◆ What the task requires
Copy out all the data, word for word.

[Collection entries]
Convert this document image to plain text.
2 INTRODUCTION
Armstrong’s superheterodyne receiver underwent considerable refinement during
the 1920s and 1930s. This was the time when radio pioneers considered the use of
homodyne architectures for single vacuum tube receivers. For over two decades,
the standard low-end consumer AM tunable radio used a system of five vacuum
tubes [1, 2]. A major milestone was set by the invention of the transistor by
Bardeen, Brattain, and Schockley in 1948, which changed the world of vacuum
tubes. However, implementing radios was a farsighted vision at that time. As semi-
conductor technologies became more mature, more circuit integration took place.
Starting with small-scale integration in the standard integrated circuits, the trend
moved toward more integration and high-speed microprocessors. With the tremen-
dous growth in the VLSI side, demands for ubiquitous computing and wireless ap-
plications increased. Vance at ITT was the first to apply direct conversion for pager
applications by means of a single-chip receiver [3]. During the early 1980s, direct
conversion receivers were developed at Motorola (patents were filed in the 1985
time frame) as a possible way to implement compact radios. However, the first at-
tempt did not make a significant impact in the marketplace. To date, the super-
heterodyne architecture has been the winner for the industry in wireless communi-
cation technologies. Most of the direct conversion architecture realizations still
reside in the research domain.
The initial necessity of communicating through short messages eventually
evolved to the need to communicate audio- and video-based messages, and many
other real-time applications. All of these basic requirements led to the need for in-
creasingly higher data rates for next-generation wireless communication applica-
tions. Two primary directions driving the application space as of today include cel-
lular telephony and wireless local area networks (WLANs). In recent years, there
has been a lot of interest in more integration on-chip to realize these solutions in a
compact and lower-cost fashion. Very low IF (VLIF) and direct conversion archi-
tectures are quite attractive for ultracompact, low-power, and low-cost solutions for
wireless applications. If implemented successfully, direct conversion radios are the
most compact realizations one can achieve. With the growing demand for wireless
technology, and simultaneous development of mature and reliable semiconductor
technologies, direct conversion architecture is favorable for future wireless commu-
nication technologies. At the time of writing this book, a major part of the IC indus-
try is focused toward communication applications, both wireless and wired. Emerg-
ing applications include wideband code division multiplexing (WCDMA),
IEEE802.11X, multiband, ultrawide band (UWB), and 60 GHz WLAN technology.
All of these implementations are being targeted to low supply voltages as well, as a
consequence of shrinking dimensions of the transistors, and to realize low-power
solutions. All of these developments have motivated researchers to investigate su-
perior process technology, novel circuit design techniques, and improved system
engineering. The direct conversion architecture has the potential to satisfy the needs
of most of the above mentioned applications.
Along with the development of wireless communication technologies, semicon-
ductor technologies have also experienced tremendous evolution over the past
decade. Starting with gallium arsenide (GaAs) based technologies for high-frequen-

◆ Expected answer
Convert this document image to plain text.
2 INTRODUCTION
Armstrong’s superheterodyne receiver underwent considerable refinement during
the 1920s and 1930s. This was the time when radio pioneers considered the use of
homodyne architectures for single vacuum tube receivers. For over two decades,
the standard low-end consumer AM tunable radio used a system of five vacuum
tubes [1, 2]. A major milestone was set by the invention of the transistor by
Bardeen, Brattain, and Schockley in 1948, which changed the world of vacuum
tubes. However, implementing radios was a farsighted vision at that time. As semi-
conductor technologies became more mature, more circuit integration took place.
Starting with small-scale integration in the standard integrated circuits, the trend
moved toward more integration and high-speed microprocessors. With the tremen-
dous growth in the VLSI side, demands for ubiquitous computing and wireless ap-
plications increased. Vance at ITT was the first to apply direct conversion for pager
applications by means of a single-chip receiver [3]. During the early 1980s, direct
conversion receivers were developed at Motorola (patents were filed in the 1985
time frame) as a possible way to implement compact radios. However, the first at-
tempt did not make a significant impact in the marketplace. To date, the super-
heterodyne architecture has been the winner for the industry in wireless communi-
cation technologies. Most of the direct conversion architecture realizations still
reside in the research domain.
The initial necessity of communicating through short messages eventually
evolved to the need to communicate audio- and video-based messages, and many
other real-time applications. All of these basic requirements led to the need for in-
creasingly higher data rates for next-generation wireless communication applica-
tions. Two primary directions driving the application space as of today include cel-
lular telephony and wireless local area networks (WLANs). In recent years, there
has been a lot of interest in more integration on-chip to realize these solutions in a
compact and lower-cost fashion. Very low IF (VLIF) and direct conversion archi-
tectures are quite attractive for ultracompact, low-power, and low-cost solutions for
wireless applications. If implemented successfully, direct conversion radios are the
most compact realizations one can achieve. With the growing demand for wireless
technology, and simultaneous development of mature and reliable semiconductor
technologies, direct conversion architecture is favorable for future wireless commu-
nication technologies. At the time of writing this book, a major part of the IC indus-
try is focused toward communication applications, both wireless and wired. Emerg-
ing applications include wideband code division multiplexing (WCDMA),
IEEE802.11X, multiband, ultrawide band (UWB), and 60 GHz WLAN technology.
All of these implementations are being targeted to low supply voltages as well, as a
consequence of shrinking dimensions of the transistors, and to realize low-power
solutions. All of these developments have motivated researchers to investigate su-
perior process technology, novel circuit design techniques, and improved system
engineering. The direct conversion architecture has the potential to satisfy the needs
of most of the above mentioned applications.
Along with the development of wireless communication technologies, semicon-
ductor technologies have also experienced tremendous evolution over the past
decade. Starting with gallium arsenide (GaAs) based technologies for high-frequen-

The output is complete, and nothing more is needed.